**Dataset items**
## START

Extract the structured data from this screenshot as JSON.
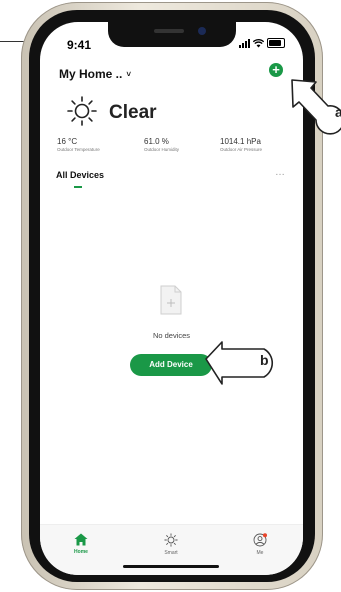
{
  "status_bar": {
    "time": "9:41"
  },
  "header": {
    "home_name": "My Home ..",
    "chevron": "˅",
    "add_symbol": "+"
  },
  "weather": {
    "condition": "Clear",
    "icon": "sun-icon",
    "stats": [
      {
        "value": "16 °C",
        "label": "Outdoor Temperature"
      },
      {
        "value": "61.0 %",
        "label": "Outdoor Humidity"
      },
      {
        "value": "1014.1 hPa",
        "label": "Outdoor Air Pressure"
      }
    ]
  },
  "devices": {
    "tab_label": "All Devices",
    "more": "…",
    "empty_text": "No devices",
    "add_button": "Add Device"
  },
  "tabbar": {
    "items": [
      {
        "label": "Home",
        "icon": "house-icon"
      },
      {
        "label": "Smart",
        "icon": "sun-outline-icon"
      },
      {
        "label": "Me",
        "icon": "profile-icon"
      }
    ]
  },
  "callouts": {
    "a": "a",
    "b": "b"
  },
  "colors": {
    "accent": "#1a9847",
    "badge": "#e8452c"
  }
}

## END

Do not include the images; transcribe the rest of the listing exactly.

**Output**
Extract the structured data from this screenshot as JSON.
{
  "status_bar": {
    "time": "9:41"
  },
  "header": {
    "home_name": "My Home ..",
    "chevron": "˅",
    "add_symbol": "+"
  },
  "weather": {
    "condition": "Clear",
    "icon": "sun-icon",
    "stats": [
      {
        "value": "16 °C",
        "label": "Outdoor Temperature"
      },
      {
        "value": "61.0 %",
        "label": "Outdoor Humidity"
      },
      {
        "value": "1014.1 hPa",
        "label": "Outdoor Air Pressure"
      }
    ]
  },
  "devices": {
    "tab_label": "All Devices",
    "more": "…",
    "empty_text": "No devices",
    "add_button": "Add Device"
  },
  "tabbar": {
    "items": [
      {
        "label": "Home",
        "icon": "house-icon"
      },
      {
        "label": "Smart",
        "icon": "sun-outline-icon"
      },
      {
        "label": "Me",
        "icon": "profile-icon"
      }
    ]
  },
  "callouts": {
    "a": "a",
    "b": "b"
  },
  "colors": {
    "accent": "#1a9847",
    "badge": "#e8452c"
  }
}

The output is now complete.